Reading passage START
Background information
- Born: 21 January 1993 (age 33) Bad Oldesloe, Schleswig-Holstein, Germany
- Genres: Pop, acoustic pop, adult contemporary
- Occupation: Singer
- Years active: 2013–present
- Website: wincentweiss.de

= Wincent Weiss =

German pop singer (born 1993)

Wincent Weiss (/de/; born 21 January 1993) is a German singer who originally gained prominence as a contestant in the talent show Deutschland sucht den Superstar in 2013.

== Career ==
=== 2013–2017: Irgendwas gegen die Stille ===
In 2013, Weiss participated in the tenth season of the German talent show Deutschland sucht den Superstar, the German adaptation of the Idol franchise. After a successful audition, he became one of the top 29 contestants but failed to make it to the live shows. In 2015, German DJ duo Gestört aber GeiL and Koby Funk produced a remix of his rendition of "Unter meiner Haut", an acoustic cover of Elif Demirezer's same-titled song which Weiss had previously uploaded on YouTube. The song peaked as number six on the German Singles Chart and earned a platinum certification by the Bundesverband Musikindustrie (BVMI).
Reading passage END
Given information START
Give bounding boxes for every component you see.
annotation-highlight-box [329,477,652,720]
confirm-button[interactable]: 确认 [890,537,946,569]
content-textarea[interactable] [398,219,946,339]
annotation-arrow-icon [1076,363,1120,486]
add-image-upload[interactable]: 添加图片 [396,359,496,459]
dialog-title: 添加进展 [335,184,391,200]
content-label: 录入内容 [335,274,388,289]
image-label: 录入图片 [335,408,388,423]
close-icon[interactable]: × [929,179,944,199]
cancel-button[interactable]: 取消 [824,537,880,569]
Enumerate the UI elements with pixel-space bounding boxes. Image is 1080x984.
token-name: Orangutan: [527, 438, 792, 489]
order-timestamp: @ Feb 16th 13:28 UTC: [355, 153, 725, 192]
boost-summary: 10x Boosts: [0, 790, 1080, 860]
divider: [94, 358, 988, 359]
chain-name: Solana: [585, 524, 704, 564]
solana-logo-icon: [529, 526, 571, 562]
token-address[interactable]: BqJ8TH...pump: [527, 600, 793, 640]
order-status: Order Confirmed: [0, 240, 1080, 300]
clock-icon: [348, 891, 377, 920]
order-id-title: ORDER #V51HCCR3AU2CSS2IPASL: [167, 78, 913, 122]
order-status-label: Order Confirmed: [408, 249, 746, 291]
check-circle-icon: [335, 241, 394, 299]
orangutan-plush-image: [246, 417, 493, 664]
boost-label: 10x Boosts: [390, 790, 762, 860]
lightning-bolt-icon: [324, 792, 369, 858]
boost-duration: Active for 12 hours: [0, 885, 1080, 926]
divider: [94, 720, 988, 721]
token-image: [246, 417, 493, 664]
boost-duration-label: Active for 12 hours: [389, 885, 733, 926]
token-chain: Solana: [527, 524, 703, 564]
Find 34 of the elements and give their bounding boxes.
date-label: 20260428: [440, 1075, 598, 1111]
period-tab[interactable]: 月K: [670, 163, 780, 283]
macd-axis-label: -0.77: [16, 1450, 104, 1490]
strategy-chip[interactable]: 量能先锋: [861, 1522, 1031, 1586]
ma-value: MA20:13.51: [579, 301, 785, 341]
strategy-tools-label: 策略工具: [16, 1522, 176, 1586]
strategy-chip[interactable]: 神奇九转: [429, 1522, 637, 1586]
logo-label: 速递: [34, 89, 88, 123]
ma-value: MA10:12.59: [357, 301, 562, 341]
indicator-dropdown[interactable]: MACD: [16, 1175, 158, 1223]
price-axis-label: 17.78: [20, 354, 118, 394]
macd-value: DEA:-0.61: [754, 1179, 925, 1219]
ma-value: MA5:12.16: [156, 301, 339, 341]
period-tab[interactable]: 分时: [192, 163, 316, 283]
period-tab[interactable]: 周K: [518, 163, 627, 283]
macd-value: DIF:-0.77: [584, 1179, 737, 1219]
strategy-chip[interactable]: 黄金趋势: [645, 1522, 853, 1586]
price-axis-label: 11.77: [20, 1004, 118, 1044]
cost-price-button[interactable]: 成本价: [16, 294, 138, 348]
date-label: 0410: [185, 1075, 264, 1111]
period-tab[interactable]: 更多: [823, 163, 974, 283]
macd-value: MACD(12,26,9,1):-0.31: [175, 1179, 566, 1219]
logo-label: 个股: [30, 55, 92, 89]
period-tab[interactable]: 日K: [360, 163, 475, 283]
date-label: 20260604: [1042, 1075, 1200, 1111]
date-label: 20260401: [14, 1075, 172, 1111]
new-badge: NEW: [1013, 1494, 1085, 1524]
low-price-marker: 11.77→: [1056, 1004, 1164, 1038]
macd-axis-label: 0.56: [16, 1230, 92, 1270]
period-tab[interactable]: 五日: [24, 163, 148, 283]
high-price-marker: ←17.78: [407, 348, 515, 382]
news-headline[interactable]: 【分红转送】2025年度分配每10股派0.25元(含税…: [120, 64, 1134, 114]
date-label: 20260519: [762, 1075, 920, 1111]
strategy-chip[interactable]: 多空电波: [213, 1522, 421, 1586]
Given information END
## Goal of the exercise
Continue the article on Wincent Weiss from the point where it stops.

## Output for this task
Before he received his first record deal, he was a waiter and a model. He has been represented by Tune Models in Cologne. During the fashion week for the spring/summer 2016 season, he walked as an exclusive for Versace menswear.

Weiss's first solo single "Regenbogen" was released the same year but failed to chart. In 2016, he released the single "Musik sein", which was a success in the German-speaking part of Europe, becoming a top ten hit in Austria and Switzerland. Follow-up "Feuerwerk", released in 2017, entered the top thirty in Germany and Switzerland and preceded his first studio album Irgendwas gegen die Stille, released in April 2017. A commercial success, it peaked at number three in Germany and at number four in Switzerland, eventually going platinum in both countries. A reissue of the album was released later that year. In May 2017, Weiss served as a member of Germany's jury at the 62nd Eurovision Song Contest in Kyiv, Ukraine. In November, he was awarded the MTV Europe Music Award for Best German Act.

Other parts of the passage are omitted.